_Directive_
Copy out all of the data below with no alterations.

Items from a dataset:
+ + +

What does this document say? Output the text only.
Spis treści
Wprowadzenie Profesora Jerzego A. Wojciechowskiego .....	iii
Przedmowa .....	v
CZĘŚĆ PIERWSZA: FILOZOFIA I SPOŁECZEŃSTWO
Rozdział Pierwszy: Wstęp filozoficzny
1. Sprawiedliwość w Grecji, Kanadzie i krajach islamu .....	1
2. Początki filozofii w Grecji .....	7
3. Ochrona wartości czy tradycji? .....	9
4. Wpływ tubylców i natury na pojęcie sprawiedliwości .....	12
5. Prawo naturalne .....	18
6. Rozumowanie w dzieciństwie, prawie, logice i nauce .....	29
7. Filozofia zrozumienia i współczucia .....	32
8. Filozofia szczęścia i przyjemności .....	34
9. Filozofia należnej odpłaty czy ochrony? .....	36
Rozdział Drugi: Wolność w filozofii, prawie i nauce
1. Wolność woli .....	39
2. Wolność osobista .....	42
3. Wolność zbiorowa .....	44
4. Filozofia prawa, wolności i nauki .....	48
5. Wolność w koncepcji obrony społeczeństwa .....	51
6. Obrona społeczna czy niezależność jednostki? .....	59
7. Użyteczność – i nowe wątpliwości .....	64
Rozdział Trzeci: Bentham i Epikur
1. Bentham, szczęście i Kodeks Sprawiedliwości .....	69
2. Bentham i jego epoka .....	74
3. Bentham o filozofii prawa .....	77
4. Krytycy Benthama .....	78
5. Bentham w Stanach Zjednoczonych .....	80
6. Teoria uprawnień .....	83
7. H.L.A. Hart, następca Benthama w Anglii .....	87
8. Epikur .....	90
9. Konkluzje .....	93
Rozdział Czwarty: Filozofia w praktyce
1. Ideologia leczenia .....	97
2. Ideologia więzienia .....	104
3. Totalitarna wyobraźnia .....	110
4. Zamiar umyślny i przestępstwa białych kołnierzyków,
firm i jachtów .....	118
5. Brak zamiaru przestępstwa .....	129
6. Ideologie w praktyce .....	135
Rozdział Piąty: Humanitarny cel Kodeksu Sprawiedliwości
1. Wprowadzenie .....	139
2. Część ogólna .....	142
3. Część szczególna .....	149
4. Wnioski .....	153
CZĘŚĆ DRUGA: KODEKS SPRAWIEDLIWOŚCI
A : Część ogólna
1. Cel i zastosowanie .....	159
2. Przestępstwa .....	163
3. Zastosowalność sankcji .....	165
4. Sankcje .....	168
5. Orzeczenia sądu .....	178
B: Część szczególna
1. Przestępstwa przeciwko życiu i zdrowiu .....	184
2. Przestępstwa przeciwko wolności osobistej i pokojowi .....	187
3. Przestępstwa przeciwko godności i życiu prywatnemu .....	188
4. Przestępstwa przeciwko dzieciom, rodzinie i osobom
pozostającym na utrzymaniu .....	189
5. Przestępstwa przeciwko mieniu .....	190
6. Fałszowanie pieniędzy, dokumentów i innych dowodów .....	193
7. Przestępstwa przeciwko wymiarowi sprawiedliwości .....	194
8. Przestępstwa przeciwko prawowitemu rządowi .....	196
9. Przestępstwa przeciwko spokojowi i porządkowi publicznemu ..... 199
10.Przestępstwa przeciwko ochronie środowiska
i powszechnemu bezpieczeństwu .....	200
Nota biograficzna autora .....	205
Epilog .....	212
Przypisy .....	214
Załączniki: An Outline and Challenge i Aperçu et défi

+ + +

_Answer to this exercise_
What does this document say? Output the text only.
Spis treści
Wprowadzenie Profesora Jerzego A. Wojciechowskiego .....	iii
Przedmowa .....	v
CZĘŚĆ PIERWSZA: FILOZOFIA I SPOŁECZEŃSTWO
Rozdział Pierwszy: Wstęp filozoficzny
1. Sprawiedliwość w Grecji, Kanadzie i krajach islamu .....	1
2. Początki filozofii w Grecji .....	7
3. Ochrona wartości czy tradycji? .....	9
4. Wpływ tubylców i natury na pojęcie sprawiedliwości .....	12
5. Prawo naturalne .....	18
6. Rozumowanie w dzieciństwie, prawie, logice i nauce .....	29
7. Filozofia zrozumienia i współczucia .....	32
8. Filozofia szczęścia i przyjemności .....	34
9. Filozofia należnej odpłaty czy ochrony? .....	36
Rozdział Drugi: Wolność w filozofii, prawie i nauce
1. Wolność woli .....	39
2. Wolność osobista .....	42
3. Wolność zbiorowa .....	44
4. Filozofia prawa, wolności i nauki .....	48
5. Wolność w koncepcji obrony społeczeństwa .....	51
6. Obrona społeczna czy niezależność jednostki? .....	59
7. Użyteczność – i nowe wątpliwości .....	64
Rozdział Trzeci: Bentham i Epikur
1. Bentham, szczęście i Kodeks Sprawiedliwości .....	69
2. Bentham i jego epoka .....	74
3. Bentham o filozofii prawa .....	77
4. Krytycy Benthama .....	78
5. Bentham w Stanach Zjednoczonych .....	80
6. Teoria uprawnień .....	83
7. H.L.A. Hart, następca Benthama w Anglii .....	87
8. Epikur .....	90
9. Konkluzje .....	93
Rozdział Czwarty: Filozofia w praktyce
1. Ideologia leczenia .....	97
2. Ideologia więzienia .....	104
3. Totalitarna wyobraźnia .....	110
4. Zamiar umyślny i przestępstwa białych kołnierzyków,
firm i jachtów .....	118
5. Brak zamiaru przestępstwa .....	129
6. Ideologie w praktyce .....	135
Rozdział Piąty: Humanitarny cel Kodeksu Sprawiedliwości
1. Wprowadzenie .....	139
2. Część ogólna .....	142
3. Część szczególna .....	149
4. Wnioski .....	153
CZĘŚĆ DRUGA: KODEKS SPRAWIEDLIWOŚCI
A : Część ogólna
1. Cel i zastosowanie .....	159
2. Przestępstwa .....	163
3. Zastosowalność sankcji .....	165
4. Sankcje .....	168
5. Orzeczenia sądu .....	178
B: Część szczególna
1. Przestępstwa przeciwko życiu i zdrowiu .....	184
2. Przestępstwa przeciwko wolności osobistej i pokojowi .....	187
3. Przestępstwa przeciwko godności i życiu prywatnemu .....	188
4. Przestępstwa przeciwko dzieciom, rodzinie i osobom
pozostającym na utrzymaniu .....	189
5. Przestępstwa przeciwko mieniu .....	190
6. Fałszowanie pieniędzy, dokumentów i innych dowodów .....	193
7. Przestępstwa przeciwko wymiarowi sprawiedliwości .....	194
8. Przestępstwa przeciwko prawowitemu rządowi .....	196
9. Przestępstwa przeciwko spokojowi i porządkowi publicznemu ..... 199
10.Przestępstwa przeciwko ochronie środowiska
i powszechnemu bezpieczeństwu .....	200
Nota biograficzna autora .....	205
Epilog .....	212
Przypisy .....	214
Załączniki: An Outline and Challenge i Aperçu et défi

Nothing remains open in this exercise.